%%
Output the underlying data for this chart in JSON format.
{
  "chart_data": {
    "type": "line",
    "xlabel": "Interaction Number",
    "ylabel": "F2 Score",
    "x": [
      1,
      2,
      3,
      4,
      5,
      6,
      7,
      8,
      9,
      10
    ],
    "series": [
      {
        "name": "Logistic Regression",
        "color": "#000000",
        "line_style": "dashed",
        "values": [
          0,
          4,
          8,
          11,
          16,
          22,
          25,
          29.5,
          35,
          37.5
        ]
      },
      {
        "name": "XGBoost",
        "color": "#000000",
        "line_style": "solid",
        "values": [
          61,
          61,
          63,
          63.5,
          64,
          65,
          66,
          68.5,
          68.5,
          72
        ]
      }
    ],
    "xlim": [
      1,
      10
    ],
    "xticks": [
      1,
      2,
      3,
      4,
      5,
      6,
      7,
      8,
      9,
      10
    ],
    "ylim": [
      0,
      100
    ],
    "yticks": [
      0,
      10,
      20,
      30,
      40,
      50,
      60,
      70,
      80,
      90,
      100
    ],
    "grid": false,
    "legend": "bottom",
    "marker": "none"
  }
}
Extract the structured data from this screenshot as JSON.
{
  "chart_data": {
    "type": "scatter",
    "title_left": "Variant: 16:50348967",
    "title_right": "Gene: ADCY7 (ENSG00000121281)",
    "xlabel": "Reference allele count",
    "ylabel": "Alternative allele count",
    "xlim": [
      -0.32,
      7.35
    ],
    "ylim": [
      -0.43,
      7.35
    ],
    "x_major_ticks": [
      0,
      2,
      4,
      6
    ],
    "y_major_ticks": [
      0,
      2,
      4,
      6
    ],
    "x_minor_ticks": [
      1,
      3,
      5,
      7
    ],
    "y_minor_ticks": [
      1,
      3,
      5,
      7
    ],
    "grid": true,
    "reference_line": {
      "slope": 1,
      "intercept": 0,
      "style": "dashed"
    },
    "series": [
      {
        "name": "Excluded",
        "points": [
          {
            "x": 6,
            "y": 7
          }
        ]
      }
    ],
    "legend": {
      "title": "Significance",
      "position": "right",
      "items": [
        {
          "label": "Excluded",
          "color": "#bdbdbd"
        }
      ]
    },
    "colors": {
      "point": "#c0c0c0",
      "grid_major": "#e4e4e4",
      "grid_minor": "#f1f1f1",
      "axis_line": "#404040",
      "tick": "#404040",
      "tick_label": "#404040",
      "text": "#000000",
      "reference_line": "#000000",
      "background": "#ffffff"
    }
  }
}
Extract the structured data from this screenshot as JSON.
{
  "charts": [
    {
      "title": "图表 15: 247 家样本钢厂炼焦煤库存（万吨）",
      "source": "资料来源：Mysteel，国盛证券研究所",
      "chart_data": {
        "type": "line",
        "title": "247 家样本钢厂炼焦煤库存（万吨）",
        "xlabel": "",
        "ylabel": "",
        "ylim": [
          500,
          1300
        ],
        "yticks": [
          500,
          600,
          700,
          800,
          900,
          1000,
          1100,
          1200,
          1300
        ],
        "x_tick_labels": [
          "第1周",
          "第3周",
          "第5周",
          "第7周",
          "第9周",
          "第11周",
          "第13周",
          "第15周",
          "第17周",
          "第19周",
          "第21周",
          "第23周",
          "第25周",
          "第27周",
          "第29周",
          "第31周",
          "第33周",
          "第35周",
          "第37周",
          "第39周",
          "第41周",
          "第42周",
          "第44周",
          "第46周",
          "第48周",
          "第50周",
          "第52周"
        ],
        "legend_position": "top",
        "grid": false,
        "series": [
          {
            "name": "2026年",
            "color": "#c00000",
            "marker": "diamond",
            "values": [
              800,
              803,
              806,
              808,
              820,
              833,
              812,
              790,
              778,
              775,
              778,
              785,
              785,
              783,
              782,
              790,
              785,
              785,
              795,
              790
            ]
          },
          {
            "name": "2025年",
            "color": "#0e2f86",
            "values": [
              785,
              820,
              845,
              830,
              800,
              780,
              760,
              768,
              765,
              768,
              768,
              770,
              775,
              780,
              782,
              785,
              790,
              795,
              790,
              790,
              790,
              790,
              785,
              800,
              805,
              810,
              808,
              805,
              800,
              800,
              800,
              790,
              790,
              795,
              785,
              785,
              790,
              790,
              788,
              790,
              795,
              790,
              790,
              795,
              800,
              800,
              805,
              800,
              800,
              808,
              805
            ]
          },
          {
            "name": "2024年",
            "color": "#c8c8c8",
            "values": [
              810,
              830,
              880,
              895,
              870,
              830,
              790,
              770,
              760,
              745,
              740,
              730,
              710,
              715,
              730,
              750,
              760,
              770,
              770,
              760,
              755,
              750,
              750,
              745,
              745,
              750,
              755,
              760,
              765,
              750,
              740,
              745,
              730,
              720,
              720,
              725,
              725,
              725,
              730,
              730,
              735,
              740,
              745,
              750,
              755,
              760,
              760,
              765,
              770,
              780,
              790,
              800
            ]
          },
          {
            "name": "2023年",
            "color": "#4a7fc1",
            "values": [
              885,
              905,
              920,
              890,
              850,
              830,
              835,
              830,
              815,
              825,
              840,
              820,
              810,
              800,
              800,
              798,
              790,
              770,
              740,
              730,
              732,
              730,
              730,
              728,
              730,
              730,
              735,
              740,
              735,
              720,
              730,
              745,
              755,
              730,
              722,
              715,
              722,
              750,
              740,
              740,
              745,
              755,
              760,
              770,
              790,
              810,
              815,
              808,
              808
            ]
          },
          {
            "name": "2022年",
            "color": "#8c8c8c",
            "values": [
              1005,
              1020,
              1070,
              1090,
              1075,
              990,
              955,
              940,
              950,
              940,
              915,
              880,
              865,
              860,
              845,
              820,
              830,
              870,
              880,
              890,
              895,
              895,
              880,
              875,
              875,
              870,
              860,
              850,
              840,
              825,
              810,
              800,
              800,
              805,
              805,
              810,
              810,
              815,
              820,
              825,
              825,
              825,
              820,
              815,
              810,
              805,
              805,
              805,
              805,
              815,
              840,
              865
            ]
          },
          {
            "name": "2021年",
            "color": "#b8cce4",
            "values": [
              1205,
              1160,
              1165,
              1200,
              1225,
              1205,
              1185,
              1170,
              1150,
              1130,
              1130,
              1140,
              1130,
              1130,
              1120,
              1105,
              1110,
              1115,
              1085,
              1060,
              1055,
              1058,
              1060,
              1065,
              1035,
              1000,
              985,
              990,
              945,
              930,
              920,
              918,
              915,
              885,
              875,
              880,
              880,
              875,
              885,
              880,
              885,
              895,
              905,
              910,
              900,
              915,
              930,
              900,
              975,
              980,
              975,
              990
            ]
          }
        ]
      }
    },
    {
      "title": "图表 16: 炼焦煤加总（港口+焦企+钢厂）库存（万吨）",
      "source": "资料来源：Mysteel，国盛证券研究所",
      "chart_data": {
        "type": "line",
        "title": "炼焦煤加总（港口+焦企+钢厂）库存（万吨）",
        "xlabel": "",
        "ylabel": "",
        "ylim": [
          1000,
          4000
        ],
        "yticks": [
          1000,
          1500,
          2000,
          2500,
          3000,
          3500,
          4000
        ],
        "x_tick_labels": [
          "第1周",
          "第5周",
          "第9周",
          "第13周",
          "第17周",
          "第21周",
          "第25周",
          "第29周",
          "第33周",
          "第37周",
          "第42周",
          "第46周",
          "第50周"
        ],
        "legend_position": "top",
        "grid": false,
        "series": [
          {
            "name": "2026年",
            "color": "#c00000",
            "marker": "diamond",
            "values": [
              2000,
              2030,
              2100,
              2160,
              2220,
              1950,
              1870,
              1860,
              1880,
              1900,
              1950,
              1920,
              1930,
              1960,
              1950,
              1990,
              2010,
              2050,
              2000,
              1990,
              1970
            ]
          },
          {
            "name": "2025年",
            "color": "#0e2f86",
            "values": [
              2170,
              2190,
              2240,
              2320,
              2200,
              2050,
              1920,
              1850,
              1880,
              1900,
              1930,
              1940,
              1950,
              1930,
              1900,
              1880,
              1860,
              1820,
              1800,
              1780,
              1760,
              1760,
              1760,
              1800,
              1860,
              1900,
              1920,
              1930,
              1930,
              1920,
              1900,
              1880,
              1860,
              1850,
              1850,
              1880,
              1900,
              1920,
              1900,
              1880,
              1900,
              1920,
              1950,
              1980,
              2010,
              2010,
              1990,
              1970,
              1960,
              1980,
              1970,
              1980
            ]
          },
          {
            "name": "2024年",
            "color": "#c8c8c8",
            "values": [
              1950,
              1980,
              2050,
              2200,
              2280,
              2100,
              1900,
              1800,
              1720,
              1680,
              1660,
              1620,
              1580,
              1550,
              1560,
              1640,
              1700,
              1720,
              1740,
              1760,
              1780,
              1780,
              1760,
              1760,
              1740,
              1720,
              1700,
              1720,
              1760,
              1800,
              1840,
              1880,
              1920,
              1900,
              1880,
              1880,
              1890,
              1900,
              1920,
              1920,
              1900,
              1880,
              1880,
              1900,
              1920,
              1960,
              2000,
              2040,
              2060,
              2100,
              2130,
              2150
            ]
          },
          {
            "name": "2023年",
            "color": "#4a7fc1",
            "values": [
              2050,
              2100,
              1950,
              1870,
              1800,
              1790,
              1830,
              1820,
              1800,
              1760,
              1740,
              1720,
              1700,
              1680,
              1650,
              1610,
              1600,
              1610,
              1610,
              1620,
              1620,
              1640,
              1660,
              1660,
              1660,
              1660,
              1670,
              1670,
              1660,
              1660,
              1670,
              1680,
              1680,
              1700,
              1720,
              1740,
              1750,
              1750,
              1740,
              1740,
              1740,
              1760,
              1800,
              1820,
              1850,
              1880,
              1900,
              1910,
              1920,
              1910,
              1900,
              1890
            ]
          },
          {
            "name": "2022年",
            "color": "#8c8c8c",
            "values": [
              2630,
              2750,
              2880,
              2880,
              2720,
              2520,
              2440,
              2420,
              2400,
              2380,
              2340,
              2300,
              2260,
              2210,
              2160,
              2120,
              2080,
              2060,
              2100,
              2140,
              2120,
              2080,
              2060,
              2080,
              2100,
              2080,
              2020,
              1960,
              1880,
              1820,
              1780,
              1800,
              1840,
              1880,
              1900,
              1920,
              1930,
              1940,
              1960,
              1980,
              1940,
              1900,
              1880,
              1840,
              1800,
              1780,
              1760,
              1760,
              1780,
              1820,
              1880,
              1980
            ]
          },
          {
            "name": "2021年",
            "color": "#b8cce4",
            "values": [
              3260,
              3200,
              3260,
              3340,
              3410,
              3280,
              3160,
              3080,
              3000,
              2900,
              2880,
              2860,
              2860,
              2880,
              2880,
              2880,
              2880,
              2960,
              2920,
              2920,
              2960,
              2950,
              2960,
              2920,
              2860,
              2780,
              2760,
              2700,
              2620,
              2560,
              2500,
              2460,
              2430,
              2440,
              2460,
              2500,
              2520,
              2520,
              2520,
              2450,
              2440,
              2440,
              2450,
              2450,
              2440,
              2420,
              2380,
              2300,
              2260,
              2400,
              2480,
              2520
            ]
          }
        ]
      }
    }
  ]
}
%%
The exercise -> Gather and return every line that holds the string "xlabel".

Answer ->
    "xlabel": "Interaction Number",
    "xlabel": "Reference allele count",
        "xlabel": "",
        "xlabel": "",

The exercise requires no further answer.